==== PROVIDED RECORDS ====
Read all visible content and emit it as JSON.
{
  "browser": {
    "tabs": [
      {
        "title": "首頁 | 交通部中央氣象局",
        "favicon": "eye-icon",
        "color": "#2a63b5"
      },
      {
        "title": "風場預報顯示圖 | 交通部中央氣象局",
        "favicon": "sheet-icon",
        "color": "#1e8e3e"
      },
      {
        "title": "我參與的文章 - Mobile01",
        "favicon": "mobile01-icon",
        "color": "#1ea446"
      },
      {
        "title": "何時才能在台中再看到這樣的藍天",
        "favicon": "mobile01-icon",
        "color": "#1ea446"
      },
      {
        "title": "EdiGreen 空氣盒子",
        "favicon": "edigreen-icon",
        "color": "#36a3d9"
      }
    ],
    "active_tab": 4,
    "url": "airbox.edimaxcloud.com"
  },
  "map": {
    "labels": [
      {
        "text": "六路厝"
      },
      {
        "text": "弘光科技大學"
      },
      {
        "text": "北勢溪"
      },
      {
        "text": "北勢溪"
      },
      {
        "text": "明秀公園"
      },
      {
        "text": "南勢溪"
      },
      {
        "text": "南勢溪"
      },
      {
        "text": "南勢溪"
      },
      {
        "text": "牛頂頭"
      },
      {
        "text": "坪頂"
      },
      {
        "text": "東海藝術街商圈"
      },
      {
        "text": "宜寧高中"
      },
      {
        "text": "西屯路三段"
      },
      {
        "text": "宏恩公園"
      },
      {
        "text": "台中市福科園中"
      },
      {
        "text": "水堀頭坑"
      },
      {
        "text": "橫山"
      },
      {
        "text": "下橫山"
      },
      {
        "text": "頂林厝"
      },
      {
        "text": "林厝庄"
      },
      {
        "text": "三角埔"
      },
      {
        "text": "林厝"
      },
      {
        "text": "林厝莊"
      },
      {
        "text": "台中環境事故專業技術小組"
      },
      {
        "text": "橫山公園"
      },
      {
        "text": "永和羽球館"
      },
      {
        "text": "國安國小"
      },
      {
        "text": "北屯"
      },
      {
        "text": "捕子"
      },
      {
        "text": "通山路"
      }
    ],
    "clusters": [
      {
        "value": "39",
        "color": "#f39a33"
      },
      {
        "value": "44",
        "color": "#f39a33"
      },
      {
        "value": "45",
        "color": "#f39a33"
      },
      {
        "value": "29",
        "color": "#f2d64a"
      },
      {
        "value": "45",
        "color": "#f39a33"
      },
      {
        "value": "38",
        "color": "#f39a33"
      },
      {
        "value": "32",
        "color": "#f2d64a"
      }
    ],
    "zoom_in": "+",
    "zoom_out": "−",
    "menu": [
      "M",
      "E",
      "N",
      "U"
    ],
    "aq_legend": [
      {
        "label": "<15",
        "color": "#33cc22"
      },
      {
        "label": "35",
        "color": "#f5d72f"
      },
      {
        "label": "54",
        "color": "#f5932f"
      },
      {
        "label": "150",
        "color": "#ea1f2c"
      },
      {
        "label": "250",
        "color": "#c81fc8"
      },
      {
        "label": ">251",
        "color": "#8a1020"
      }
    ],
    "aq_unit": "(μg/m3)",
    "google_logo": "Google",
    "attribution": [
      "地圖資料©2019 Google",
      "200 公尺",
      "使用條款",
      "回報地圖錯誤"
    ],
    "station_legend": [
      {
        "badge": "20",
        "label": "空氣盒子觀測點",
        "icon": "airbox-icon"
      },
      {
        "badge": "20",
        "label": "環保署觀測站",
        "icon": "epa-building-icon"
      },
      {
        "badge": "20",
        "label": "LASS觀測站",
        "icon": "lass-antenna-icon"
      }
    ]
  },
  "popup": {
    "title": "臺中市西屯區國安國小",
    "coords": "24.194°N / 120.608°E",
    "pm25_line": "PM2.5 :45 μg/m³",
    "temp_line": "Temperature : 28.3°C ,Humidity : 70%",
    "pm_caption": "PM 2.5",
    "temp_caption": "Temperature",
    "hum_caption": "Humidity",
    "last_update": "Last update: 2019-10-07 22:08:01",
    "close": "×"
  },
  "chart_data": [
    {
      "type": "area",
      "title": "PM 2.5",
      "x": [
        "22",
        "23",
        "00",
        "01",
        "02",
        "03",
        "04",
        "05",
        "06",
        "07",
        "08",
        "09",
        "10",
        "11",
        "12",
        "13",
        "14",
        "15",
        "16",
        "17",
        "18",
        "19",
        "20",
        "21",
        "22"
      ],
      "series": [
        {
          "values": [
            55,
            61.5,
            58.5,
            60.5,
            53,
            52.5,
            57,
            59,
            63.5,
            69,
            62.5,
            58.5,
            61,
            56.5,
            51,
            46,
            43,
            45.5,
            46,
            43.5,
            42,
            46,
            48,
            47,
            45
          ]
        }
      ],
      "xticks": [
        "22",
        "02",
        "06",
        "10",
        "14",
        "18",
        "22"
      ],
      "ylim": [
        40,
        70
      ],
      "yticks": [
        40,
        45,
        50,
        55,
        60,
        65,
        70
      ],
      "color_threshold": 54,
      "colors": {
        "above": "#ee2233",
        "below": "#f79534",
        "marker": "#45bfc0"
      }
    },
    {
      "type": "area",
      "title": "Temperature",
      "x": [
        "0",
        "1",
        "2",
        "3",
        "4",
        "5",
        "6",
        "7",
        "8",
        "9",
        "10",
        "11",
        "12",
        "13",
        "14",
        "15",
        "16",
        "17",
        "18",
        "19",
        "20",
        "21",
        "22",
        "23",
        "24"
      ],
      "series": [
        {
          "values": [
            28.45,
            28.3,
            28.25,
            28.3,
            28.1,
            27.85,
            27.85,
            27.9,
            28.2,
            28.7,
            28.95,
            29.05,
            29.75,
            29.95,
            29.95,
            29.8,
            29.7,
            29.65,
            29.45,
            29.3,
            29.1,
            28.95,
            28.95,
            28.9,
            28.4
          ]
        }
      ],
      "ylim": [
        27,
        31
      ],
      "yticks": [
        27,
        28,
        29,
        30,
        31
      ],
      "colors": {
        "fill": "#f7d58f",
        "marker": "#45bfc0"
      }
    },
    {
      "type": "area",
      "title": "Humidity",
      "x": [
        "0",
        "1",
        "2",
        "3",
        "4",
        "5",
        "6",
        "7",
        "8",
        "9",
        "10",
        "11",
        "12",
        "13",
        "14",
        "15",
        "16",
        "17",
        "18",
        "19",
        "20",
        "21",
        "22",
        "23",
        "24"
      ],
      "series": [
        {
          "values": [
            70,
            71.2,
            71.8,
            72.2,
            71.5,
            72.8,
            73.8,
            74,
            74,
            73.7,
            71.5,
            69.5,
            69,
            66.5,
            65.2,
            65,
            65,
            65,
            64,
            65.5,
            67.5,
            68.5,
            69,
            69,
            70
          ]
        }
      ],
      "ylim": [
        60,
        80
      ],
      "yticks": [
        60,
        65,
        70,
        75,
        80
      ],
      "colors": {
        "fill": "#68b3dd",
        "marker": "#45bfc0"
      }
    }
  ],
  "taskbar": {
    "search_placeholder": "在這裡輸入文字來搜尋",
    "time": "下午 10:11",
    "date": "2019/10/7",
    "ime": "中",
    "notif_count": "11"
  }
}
====
DIRECTION:
Extract the full set of entries word for word.

RESULT OF THE TASK:
Read all visible content and emit it as JSON.
{
  "browser": {
    "tabs": [
      {
        "title": "首頁 | 交通部中央氣象局",
        "favicon": "eye-icon",
        "color": "#2a63b5"
      },
      {
        "title": "風場預報顯示圖 | 交通部中央氣象局",
        "favicon": "sheet-icon",
        "color": "#1e8e3e"
      },
      {
        "title": "我參與的文章 - Mobile01",
        "favicon": "mobile01-icon",
        "color": "#1ea446"
      },
      {
        "title": "何時才能在台中再看到這樣的藍天",
        "favicon": "mobile01-icon",
        "color": "#1ea446"
      },
      {
        "title": "EdiGreen 空氣盒子",
        "favicon": "edigreen-icon",
        "color": "#36a3d9"
      }
    ],
    "active_tab": 4,
    "url": "airbox.edimaxcloud.com"
  },
  "map": {
    "labels": [
      {
        "text": "六路厝"
      },
      {
        "text": "弘光科技大學"
      },
      {
        "text": "北勢溪"
      },
      {
        "text": "北勢溪"
      },
      {
        "text": "明秀公園"
      },
      {
        "text": "南勢溪"
      },
      {
        "text": "南勢溪"
      },
      {
        "text": "南勢溪"
      },
      {
        "text": "牛頂頭"
      },
      {
        "text": "坪頂"
      },
      {
        "text": "東海藝術街商圈"
      },
      {
        "text": "宜寧高中"
      },
      {
        "text": "西屯路三段"
      },
      {
        "text": "宏恩公園"
      },
      {
        "text": "台中市福科園中"
      },
      {
        "text": "水堀頭坑"
      },
      {
        "text": "橫山"
      },
      {
        "text": "下橫山"
      },
      {
        "text": "頂林厝"
      },
      {
        "text": "林厝庄"
      },
      {
        "text": "三角埔"
      },
      {
        "text": "林厝"
      },
      {
        "text": "林厝莊"
      },
      {
        "text": "台中環境事故專業技術小組"
      },
      {
        "text": "橫山公園"
      },
      {
        "text": "永和羽球館"
      },
      {
        "text": "國安國小"
      },
      {
        "text": "北屯"
      },
      {
        "text": "捕子"
      },
      {
        "text": "通山路"
      }
    ],
    "clusters": [
      {
        "value": "39",
        "color": "#f39a33"
      },
      {
        "value": "44",
        "color": "#f39a33"
      },
      {
        "value": "45",
        "color": "#f39a33"
      },
      {
        "value": "29",
        "color": "#f2d64a"
      },
      {
        "value": "45",
        "color": "#f39a33"
      },
      {
        "value": "38",
        "color": "#f39a33"
      },
      {
        "value": "32",
        "color": "#f2d64a"
      }
    ],
    "zoom_in": "+",
    "zoom_out": "−",
    "menu": [
      "M",
      "E",
      "N",
      "U"
    ],
    "aq_legend": [
      {
        "label": "<15",
        "color": "#33cc22"
      },
      {
        "label": "35",
        "color": "#f5d72f"
      },
      {
        "label": "54",
        "color": "#f5932f"
      },
      {
        "label": "150",
        "color": "#ea1f2c"
      },
      {
        "label": "250",
        "color": "#c81fc8"
      },
      {
        "label": ">251",
        "color": "#8a1020"
      }
    ],
    "aq_unit": "(μg/m3)",
    "google_logo": "Google",
    "attribution": [
      "地圖資料©2019 Google",
      "200 公尺",
      "使用條款",
      "回報地圖錯誤"
    ],
    "station_legend": [
      {
        "badge": "20",
        "label": "空氣盒子觀測點",
        "icon": "airbox-icon"
      },
      {
        "badge": "20",
        "label": "環保署觀測站",
        "icon": "epa-building-icon"
      },
      {
        "badge": "20",
        "label": "LASS觀測站",
        "icon": "lass-antenna-icon"
      }
    ]
  },
  "popup": {
    "title": "臺中市西屯區國安國小",
    "coords": "24.194°N / 120.608°E",
    "pm25_line": "PM2.5 :45 μg/m³",
    "temp_line": "Temperature : 28.3°C ,Humidity : 70%",
    "pm_caption": "PM 2.5",
    "temp_caption": "Temperature",
    "hum_caption": "Humidity",
    "last_update": "Last update: 2019-10-07 22:08:01",
    "close": "×"
  },
  "chart_data": [
    {
      "type": "area",
      "title": "PM 2.5",
      "x": [
        "22",
        "23",
        "00",
        "01",
        "02",
        "03",
        "04",
        "05",
        "06",
        "07",
        "08",
        "09",
        "10",
        "11",
        "12",
        "13",
        "14",
        "15",
        "16",
        "17",
        "18",
        "19",
        "20",
        "21",
        "22"
      ],
      "series": [
        {
          "values": [
            55,
            61.5,
            58.5,
            60.5,
            53,
            52.5,
            57,
            59,
            63.5,
            69,
            62.5,
            58.5,
            61,
            56.5,
            51,
            46,
            43,
            45.5,
            46,
            43.5,
            42,
            46,
            48,
            47,
            45
          ]
        }
      ],
      "xticks": [
        "22",
        "02",
        "06",
        "10",
        "14",
        "18",
        "22"
      ],
      "ylim": [
        40,
        70
      ],
      "yticks": [
        40,
        45,
        50,
        55,
        60,
        65,
        70
      ],
      "color_threshold": 54,
      "colors": {
        "above": "#ee2233",
        "below": "#f79534",
        "marker": "#45bfc0"
      }
    },
    {
      "type": "area",
      "title": "Temperature",
      "x": [
        "0",
        "1",
        "2",
        "3",
        "4",
        "5",
        "6",
        "7",
        "8",
        "9",
        "10",
        "11",
        "12",
        "13",
        "14",
        "15",
        "16",
        "17",
        "18",
        "19",
        "20",
        "21",
        "22",
        "23",
        "24"
      ],
      "series": [
        {
          "values": [
            28.45,
            28.3,
            28.25,
            28.3,
            28.1,
            27.85,
            27.85,
            27.9,
            28.2,
            28.7,
            28.95,
            29.05,
            29.75,
            29.95,
            29.95,
            29.8,
            29.7,
            29.65,
            29.45,
            29.3,
            29.1,
            28.95,
            28.95,
            28.9,
            28.4
          ]
        }
      ],
      "ylim": [
        27,
        31
      ],
      "yticks": [
        27,
        28,
        29,
        30,
        31
      ],
      "colors": {
        "fill": "#f7d58f",
        "marker": "#45bfc0"
      }
    },
    {
      "type": "area",
      "title": "Humidity",
      "x": [
        "0",
        "1",
        "2",
        "3",
        "4",
        "5",
        "6",
        "7",
        "8",
        "9",
        "10",
        "11",
        "12",
        "13",
        "14",
        "15",
        "16",
        "17",
        "18",
        "19",
        "20",
        "21",
        "22",
        "23",
        "24"
      ],
      "series": [
        {
          "values": [
            70,
            71.2,
            71.8,
            72.2,
            71.5,
            72.8,
            73.8,
            74,
            74,
            73.7,
            71.5,
            69.5,
            69,
            66.5,
            65.2,
            65,
            65,
            65,
            64,
            65.5,
            67.5,
            68.5,
            69,
            69,
            70
          ]
        }
      ],
      "ylim": [
        60,
        80
      ],
      "yticks": [
        60,
        65,
        70,
        75,
        80
      ],
      "colors": {
        "fill": "#68b3dd",
        "marker": "#45bfc0"
      }
    }
  ],
  "taskbar": {
    "search_placeholder": "在這裡輸入文字來搜尋",
    "time": "下午 10:11",
    "date": "2019/10/7",
    "ime": "中",
    "notif_count": "11"
  }
}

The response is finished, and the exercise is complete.